:: TASK STATEMENT ::
What follows is a listing to be transcribed exactly.

>> START TASK MATERIAL

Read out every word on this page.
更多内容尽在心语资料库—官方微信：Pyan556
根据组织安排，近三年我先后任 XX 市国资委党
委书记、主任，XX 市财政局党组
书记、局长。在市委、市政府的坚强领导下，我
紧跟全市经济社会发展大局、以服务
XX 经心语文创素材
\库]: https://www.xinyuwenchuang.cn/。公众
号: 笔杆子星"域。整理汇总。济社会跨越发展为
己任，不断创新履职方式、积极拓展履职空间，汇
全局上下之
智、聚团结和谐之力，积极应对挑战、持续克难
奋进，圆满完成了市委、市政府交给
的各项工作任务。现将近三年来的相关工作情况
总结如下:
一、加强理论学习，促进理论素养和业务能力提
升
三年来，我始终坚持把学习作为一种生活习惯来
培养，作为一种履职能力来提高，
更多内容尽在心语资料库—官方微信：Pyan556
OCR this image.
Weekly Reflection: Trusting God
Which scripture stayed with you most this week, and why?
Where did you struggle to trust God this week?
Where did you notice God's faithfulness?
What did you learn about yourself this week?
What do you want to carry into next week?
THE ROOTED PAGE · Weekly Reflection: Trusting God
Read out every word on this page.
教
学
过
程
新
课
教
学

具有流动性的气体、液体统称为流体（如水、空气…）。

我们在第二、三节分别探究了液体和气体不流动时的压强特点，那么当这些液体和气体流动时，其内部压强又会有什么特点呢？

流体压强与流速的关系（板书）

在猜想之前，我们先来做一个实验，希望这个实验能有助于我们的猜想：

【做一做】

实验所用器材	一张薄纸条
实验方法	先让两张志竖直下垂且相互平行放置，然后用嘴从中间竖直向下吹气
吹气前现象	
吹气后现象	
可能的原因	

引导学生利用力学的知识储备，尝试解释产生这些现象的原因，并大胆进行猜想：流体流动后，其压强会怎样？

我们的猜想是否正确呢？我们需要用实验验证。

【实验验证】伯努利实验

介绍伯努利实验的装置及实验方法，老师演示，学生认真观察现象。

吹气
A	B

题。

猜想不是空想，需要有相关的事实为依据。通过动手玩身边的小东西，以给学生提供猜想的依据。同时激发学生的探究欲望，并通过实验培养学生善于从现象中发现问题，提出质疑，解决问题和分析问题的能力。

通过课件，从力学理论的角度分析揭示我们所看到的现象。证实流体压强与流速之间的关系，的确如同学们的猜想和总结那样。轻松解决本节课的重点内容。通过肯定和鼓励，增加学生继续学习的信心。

>> END TASK MATERIAL

:: RESPONSE TO THIS EXERCISE ::
Read out every word on this page.
更多内容尽在心语资料库—官方微信：Pyan556
根据组织安排，近三年我先后任 XX 市国资委党
委书记、主任，XX 市财政局党组
书记、局长。在市委、市政府的坚强领导下，我
紧跟全市经济社会发展大局、以服务
XX 经心语文创素材
\库]: https://www.xinyuwenchuang.cn/。公众
号: 笔杆子星"域。整理汇总。济社会跨越发展为
己任，不断创新履职方式、积极拓展履职空间，汇
全局上下之
智、聚团结和谐之力，积极应对挑战、持续克难
奋进，圆满完成了市委、市政府交给
的各项工作任务。现将近三年来的相关工作情况
总结如下:
一、加强理论学习，促进理论素养和业务能力提
升
三年来，我始终坚持把学习作为一种生活习惯来
培养，作为一种履职能力来提高，
更多内容尽在心语资料库—官方微信：Pyan556
OCR this image.
Weekly Reflection: Trusting God
Which scripture stayed with you most this week, and why?
Where did you struggle to trust God this week?
Where did you notice God's faithfulness?
What did you learn about yourself this week?
What do you want to carry into next week?
THE ROOTED PAGE · Weekly Reflection: Trusting God
Read out every word on this page.
教
学
过
程
新
课
教
学

具有流动性的气体、液体统称为流体（如水、空气…）。

我们在第二、三节分别探究了液体和气体不流动时的压强特点，那么当这些液体和气体流动时，其内部压强又会有什么特点呢？

流体压强与流速的关系（板书）

在猜想之前，我们先来做一个实验，希望这个实验能有助于我们的猜想：

【做一做】

实验所用器材	一张薄纸条
实验方法	先让两张志竖直下垂且相互平行放置，然后用嘴从中间竖直向下吹气
吹气前现象	
吹气后现象	
可能的原因	

引导学生利用力学的知识储备，尝试解释产生这些现象的原因，并大胆进行猜想：流体流动后，其压强会怎样？

我们的猜想是否正确呢？我们需要用实验验证。

【实验验证】伯努利实验

介绍伯努利实验的装置及实验方法，老师演示，学生认真观察现象。

吹气
A	B

题。

猜想不是空想，需要有相关的事实为依据。通过动手玩身边的小东西，以给学生提供猜想的依据。同时激发学生的探究欲望，并通过实验培养学生善于从现象中发现问题，提出质疑，解决问题和分析问题的能力。

通过课件，从力学理论的角度分析揭示我们所看到的现象。证实流体压强与流速之间的关系，的确如同学们的猜想和总结那样。轻松解决本节课的重点内容。通过肯定和鼓励，增加学生继续学习的信心。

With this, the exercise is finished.